■ TASK REQUIREMENTS: Extract every line from the records below that contains the word "Trends".

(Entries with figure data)
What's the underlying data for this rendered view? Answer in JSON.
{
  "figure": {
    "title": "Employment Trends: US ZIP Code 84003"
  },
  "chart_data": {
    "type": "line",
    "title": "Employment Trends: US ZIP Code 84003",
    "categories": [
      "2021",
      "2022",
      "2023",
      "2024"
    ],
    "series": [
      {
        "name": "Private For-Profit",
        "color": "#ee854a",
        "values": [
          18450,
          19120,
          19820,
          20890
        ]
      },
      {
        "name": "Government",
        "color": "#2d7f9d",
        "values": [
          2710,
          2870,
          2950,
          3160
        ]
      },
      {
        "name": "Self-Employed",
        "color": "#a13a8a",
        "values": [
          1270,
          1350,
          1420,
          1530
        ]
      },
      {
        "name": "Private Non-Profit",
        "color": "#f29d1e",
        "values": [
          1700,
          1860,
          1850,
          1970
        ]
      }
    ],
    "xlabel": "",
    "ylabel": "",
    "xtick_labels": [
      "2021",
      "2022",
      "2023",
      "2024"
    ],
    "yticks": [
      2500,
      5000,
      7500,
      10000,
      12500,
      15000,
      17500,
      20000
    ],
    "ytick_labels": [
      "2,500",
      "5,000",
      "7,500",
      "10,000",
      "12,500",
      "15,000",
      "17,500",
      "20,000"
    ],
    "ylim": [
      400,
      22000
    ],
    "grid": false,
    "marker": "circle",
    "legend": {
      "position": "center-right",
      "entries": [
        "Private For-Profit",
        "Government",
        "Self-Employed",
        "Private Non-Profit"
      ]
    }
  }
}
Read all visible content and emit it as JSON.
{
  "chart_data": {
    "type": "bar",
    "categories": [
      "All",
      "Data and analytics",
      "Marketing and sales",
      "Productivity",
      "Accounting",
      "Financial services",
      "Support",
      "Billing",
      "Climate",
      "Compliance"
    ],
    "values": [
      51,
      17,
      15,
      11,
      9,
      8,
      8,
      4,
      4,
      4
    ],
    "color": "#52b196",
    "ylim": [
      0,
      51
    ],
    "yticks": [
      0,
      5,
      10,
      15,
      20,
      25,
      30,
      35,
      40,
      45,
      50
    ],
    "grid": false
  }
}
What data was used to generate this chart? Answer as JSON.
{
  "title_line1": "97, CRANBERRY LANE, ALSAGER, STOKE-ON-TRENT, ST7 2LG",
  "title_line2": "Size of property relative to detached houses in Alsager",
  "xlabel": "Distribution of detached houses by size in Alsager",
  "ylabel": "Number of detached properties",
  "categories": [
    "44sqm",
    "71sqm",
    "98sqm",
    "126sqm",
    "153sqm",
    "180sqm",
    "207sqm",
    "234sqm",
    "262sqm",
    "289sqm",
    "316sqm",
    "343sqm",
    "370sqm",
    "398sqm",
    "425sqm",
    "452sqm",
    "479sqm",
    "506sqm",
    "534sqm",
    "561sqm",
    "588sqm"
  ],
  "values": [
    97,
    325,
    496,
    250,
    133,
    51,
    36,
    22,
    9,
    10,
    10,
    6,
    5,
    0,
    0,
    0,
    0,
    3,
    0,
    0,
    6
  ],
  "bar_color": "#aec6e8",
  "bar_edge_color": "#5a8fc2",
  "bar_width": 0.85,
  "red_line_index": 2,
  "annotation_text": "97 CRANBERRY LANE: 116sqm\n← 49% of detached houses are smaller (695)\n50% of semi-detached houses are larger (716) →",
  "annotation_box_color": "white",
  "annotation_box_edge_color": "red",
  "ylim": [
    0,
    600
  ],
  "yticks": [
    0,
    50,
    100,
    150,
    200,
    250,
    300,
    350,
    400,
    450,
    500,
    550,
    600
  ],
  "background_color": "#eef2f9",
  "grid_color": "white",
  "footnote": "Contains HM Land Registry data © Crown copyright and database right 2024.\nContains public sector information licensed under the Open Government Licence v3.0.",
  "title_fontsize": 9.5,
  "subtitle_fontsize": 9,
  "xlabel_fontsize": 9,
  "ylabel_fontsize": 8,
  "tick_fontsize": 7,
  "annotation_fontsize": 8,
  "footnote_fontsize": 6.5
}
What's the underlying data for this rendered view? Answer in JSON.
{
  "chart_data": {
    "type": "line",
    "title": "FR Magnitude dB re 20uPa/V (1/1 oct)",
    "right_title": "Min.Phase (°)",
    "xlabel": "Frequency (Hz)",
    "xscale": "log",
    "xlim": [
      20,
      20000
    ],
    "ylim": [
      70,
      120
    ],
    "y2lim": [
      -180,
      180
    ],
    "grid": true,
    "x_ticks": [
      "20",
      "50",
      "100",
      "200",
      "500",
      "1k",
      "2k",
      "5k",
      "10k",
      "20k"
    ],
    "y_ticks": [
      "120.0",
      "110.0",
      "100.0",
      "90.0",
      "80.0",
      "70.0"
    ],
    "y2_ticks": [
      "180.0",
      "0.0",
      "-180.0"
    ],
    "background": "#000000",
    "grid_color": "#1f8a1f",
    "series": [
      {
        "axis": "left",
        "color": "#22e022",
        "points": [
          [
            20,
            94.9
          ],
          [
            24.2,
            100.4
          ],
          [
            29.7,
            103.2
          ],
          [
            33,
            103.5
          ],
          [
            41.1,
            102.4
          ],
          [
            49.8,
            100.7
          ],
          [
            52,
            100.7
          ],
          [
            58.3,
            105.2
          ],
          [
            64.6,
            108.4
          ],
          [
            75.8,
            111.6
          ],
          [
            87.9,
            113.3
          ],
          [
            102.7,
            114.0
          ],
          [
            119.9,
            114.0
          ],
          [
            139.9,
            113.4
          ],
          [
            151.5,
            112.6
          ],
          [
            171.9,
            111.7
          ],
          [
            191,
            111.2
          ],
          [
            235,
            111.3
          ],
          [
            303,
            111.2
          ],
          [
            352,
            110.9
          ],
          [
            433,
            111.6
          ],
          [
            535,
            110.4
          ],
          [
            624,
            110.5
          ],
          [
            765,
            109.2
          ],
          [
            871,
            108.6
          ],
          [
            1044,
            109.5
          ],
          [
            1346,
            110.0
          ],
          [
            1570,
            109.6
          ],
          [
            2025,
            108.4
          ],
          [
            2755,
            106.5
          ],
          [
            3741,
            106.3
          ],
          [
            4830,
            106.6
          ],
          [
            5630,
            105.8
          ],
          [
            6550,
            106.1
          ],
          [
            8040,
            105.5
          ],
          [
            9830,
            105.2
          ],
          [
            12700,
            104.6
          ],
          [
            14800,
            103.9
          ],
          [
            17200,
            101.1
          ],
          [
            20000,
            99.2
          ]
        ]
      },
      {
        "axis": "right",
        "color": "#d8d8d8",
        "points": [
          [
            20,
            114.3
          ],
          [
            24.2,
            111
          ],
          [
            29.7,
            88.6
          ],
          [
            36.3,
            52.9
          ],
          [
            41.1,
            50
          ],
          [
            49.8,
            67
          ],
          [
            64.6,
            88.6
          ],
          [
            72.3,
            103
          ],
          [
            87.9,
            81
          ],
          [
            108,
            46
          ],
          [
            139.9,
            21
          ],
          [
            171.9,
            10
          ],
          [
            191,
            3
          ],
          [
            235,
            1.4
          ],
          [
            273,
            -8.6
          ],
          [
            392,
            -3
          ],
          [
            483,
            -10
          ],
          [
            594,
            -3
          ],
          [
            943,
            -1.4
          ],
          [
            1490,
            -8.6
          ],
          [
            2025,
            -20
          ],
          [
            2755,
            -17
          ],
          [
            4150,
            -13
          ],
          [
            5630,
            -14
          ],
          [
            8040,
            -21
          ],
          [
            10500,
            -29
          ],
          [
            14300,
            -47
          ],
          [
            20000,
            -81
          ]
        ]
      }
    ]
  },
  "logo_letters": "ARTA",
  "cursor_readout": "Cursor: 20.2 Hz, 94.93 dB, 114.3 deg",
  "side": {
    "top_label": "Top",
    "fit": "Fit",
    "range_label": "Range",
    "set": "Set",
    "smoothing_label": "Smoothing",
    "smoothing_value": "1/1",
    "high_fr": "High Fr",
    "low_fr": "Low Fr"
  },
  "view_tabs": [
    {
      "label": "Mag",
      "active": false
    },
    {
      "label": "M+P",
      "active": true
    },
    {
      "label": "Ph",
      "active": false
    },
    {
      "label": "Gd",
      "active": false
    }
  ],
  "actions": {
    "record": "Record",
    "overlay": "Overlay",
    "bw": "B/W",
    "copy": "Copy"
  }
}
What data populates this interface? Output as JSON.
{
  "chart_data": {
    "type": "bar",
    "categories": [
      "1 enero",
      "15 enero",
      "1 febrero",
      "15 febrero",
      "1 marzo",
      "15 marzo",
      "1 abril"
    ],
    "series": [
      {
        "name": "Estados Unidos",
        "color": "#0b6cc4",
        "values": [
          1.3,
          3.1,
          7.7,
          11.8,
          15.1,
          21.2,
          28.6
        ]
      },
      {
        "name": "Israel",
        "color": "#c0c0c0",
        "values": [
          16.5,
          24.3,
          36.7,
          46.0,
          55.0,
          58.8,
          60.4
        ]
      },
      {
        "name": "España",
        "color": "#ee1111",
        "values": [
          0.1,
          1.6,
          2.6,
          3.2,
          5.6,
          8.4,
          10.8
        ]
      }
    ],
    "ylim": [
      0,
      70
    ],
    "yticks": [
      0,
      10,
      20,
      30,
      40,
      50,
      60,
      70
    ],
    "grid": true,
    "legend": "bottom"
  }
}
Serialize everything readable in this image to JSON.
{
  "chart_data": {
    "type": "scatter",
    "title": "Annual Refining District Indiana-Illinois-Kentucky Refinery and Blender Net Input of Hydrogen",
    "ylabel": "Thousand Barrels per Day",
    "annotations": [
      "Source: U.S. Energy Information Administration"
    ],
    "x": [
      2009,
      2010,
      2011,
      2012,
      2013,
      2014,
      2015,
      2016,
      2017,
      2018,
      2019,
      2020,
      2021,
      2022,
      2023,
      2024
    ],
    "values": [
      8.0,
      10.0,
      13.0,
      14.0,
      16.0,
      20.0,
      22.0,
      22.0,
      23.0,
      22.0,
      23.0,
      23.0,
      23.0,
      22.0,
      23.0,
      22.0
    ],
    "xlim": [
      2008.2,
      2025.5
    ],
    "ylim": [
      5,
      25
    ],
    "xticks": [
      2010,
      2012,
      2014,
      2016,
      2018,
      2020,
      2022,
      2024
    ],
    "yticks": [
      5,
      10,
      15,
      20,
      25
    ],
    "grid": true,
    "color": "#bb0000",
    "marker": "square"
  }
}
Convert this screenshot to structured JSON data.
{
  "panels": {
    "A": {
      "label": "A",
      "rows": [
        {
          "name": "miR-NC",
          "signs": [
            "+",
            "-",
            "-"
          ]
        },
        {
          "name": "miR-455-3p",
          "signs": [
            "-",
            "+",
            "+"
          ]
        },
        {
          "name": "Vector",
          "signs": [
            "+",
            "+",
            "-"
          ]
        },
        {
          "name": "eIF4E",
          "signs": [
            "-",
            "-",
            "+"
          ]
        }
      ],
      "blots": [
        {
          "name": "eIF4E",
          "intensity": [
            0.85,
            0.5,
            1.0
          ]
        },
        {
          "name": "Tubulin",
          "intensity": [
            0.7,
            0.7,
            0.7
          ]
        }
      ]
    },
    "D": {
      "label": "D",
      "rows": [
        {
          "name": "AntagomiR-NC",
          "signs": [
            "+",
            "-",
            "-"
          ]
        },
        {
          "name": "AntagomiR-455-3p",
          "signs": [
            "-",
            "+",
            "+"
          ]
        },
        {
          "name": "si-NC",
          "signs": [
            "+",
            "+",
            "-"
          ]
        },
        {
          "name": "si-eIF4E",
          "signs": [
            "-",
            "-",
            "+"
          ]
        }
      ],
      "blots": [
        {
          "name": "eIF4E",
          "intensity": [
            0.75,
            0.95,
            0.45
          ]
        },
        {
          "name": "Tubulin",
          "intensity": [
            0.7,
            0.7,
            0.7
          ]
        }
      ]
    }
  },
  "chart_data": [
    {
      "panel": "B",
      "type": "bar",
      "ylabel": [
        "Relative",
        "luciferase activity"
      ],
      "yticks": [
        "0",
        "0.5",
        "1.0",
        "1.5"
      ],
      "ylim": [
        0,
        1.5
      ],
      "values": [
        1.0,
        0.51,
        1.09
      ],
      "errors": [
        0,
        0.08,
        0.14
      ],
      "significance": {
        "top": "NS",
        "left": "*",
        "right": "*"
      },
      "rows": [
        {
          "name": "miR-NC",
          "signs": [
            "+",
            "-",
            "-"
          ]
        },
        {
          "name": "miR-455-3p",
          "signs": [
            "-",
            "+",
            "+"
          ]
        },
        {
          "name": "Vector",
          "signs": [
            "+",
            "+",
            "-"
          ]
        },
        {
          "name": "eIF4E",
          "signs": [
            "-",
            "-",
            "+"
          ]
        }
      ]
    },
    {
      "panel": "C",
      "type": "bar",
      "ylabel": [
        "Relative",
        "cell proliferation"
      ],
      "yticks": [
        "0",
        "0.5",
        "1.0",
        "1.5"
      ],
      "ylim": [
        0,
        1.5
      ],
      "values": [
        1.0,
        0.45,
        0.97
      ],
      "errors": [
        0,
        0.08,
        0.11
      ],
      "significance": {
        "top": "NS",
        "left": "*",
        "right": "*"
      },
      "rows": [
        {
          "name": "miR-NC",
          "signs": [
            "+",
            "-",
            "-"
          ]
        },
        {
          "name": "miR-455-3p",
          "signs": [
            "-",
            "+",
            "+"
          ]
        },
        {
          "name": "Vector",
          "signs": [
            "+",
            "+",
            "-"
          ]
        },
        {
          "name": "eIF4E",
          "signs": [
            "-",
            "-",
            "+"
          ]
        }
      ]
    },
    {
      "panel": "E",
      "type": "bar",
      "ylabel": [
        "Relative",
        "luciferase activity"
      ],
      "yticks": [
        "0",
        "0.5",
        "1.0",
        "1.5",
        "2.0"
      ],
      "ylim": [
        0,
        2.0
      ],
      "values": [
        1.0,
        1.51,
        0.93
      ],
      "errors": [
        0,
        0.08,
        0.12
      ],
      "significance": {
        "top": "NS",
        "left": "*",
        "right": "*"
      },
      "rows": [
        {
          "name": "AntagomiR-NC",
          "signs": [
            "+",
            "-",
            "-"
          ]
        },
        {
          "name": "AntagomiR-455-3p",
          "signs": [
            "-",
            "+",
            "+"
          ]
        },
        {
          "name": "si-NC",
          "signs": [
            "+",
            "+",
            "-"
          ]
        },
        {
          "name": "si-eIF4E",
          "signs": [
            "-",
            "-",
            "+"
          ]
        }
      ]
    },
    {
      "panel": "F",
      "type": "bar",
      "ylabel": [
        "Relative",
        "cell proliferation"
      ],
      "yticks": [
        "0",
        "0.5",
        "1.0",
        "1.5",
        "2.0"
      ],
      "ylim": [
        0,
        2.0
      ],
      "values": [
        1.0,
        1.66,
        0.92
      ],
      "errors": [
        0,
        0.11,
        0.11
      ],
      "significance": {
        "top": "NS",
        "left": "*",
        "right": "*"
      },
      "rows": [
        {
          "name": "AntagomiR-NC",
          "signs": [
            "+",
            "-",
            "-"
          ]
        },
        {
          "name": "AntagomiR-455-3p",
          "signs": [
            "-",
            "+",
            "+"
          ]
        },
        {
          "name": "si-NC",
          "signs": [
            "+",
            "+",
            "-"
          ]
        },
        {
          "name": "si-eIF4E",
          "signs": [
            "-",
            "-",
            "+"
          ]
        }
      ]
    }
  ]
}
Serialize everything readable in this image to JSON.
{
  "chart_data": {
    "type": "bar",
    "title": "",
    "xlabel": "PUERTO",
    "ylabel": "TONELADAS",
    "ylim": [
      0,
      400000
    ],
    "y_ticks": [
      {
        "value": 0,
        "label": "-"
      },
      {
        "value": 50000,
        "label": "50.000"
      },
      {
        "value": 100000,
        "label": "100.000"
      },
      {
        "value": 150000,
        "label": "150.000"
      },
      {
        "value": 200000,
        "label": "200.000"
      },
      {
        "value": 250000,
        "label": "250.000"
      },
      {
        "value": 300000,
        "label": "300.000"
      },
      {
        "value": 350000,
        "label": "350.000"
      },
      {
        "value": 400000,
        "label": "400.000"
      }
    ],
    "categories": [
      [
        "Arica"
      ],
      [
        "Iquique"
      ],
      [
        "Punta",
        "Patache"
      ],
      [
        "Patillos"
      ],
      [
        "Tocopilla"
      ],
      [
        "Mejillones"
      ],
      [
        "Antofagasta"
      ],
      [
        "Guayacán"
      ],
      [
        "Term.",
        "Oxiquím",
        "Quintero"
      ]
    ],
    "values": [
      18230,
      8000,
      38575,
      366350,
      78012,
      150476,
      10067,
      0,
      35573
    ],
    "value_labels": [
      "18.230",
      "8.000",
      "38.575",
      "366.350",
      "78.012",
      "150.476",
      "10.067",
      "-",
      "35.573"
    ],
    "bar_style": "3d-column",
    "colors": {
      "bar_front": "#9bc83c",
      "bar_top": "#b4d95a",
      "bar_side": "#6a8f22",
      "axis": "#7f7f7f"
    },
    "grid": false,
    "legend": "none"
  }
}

■ EXERCISE SOLUTION:
    "title": "Employment Trends: US ZIP Code 84003"
    "title": "Employment Trends: US ZIP Code 84003",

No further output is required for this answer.